#### Stated problem:
Filter these entries so that only lines with the word "About" remain.

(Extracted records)
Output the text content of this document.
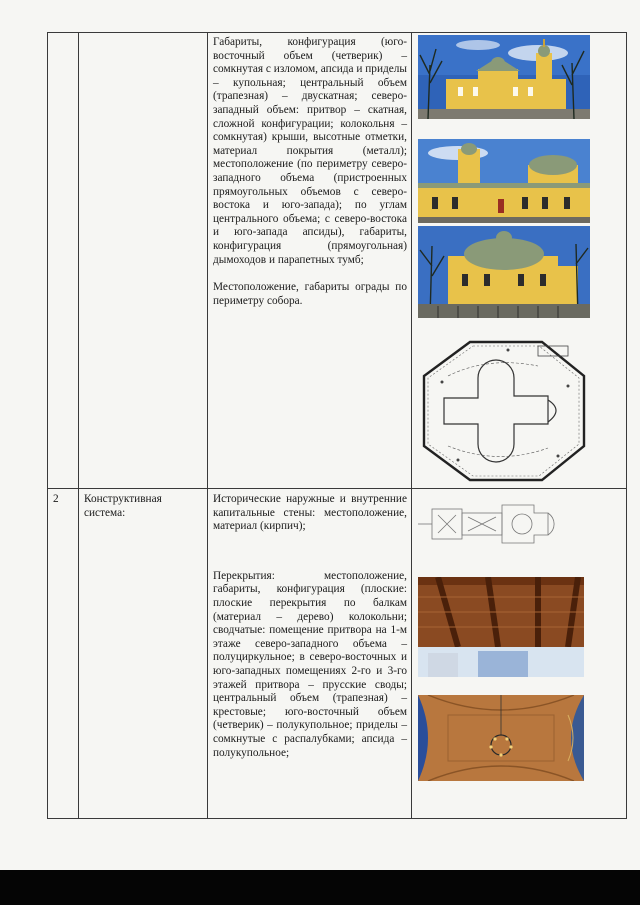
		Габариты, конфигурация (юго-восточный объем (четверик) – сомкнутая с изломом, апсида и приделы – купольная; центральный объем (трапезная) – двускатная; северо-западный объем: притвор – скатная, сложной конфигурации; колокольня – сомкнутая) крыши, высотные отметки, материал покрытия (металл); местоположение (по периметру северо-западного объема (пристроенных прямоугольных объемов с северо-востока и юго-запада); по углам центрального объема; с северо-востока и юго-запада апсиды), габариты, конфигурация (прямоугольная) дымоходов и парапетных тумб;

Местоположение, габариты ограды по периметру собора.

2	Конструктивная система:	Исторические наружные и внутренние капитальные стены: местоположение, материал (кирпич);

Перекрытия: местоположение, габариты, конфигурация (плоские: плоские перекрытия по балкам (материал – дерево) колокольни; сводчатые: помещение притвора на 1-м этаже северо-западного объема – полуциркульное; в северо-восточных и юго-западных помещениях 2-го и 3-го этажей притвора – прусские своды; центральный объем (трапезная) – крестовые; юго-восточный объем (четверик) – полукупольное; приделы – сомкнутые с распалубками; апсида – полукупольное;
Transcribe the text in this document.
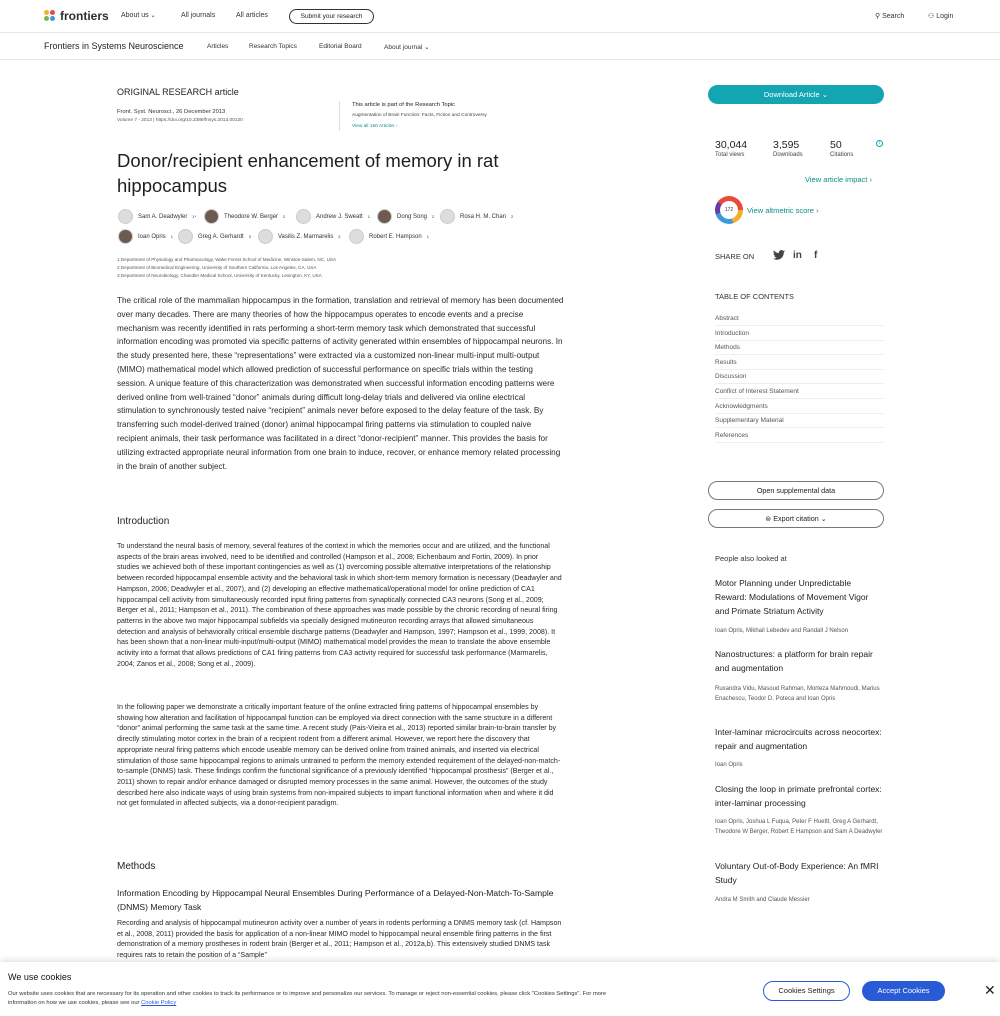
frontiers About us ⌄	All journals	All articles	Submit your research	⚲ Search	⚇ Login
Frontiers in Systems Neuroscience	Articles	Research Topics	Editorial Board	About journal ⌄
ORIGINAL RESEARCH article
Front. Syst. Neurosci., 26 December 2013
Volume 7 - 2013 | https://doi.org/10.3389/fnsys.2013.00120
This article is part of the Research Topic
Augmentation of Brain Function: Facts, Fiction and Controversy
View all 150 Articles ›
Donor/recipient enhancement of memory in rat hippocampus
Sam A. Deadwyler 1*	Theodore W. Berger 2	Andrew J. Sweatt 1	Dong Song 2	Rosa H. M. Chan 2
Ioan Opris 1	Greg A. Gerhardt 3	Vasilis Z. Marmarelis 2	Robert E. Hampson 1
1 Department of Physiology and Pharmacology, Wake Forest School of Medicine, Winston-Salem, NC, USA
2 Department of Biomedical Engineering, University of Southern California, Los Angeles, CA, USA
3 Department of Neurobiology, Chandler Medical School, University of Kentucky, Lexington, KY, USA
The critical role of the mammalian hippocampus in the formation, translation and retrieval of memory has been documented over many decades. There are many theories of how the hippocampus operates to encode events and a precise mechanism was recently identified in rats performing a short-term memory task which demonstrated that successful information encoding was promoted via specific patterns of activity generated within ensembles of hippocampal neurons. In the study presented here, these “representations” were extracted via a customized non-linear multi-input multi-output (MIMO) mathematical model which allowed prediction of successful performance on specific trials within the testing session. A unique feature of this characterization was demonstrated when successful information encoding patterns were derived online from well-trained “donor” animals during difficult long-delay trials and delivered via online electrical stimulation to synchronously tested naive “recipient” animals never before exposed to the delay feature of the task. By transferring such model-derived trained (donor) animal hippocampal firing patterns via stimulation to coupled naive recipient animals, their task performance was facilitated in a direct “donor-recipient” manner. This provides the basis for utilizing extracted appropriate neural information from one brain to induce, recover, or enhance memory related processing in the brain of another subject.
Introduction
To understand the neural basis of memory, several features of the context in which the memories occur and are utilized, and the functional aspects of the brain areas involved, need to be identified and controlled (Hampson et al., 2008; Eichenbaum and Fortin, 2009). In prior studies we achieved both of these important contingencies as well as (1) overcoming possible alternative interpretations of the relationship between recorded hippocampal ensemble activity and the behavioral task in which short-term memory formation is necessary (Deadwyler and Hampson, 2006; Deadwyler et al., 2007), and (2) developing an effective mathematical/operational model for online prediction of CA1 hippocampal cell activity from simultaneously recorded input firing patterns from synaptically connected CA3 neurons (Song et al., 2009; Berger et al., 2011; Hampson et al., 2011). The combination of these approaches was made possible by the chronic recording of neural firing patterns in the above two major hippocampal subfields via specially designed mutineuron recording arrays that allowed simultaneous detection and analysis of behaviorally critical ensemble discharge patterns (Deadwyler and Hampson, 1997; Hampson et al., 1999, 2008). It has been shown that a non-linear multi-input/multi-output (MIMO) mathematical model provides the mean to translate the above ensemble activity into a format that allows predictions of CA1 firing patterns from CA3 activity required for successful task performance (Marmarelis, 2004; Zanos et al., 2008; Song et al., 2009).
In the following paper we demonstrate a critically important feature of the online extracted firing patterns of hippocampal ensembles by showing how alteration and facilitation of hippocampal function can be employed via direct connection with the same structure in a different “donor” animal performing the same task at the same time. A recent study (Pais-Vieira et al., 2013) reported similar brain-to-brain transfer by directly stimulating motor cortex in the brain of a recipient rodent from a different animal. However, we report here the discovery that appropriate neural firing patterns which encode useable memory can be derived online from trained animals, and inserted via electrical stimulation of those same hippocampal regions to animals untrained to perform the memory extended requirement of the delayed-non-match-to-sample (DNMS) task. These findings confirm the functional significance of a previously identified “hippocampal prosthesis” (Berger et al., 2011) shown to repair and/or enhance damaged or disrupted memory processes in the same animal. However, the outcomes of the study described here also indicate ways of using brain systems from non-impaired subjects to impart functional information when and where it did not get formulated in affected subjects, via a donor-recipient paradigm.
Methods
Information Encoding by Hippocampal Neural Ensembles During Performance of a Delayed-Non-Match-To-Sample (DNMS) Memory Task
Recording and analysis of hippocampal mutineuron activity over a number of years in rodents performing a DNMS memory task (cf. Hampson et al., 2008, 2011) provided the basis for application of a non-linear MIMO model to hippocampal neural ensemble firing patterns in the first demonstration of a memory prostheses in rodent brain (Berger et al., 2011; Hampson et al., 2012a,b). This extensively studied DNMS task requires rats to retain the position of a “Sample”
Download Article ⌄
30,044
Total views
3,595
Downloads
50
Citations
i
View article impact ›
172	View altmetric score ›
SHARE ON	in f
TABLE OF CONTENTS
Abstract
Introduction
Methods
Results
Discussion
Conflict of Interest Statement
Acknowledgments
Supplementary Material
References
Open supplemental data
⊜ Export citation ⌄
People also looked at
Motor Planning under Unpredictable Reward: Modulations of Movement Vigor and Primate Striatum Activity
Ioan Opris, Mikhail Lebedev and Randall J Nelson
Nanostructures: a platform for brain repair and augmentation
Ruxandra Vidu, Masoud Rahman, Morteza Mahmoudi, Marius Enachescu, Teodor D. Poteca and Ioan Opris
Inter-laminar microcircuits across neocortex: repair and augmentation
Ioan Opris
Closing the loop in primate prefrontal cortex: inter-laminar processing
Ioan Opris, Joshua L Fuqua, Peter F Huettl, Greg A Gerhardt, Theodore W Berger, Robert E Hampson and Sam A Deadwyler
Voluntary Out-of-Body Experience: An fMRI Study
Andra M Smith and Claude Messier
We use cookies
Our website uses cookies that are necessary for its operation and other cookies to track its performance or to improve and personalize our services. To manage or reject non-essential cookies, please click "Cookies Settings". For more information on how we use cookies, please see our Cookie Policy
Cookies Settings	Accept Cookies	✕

#### Finished answer:
frontiers About us ⌄	All journals	All articles	Submit your research	⚲ Search	⚇ Login
Frontiers in Systems Neuroscience	Articles	Research Topics	Editorial Board	About journal ⌄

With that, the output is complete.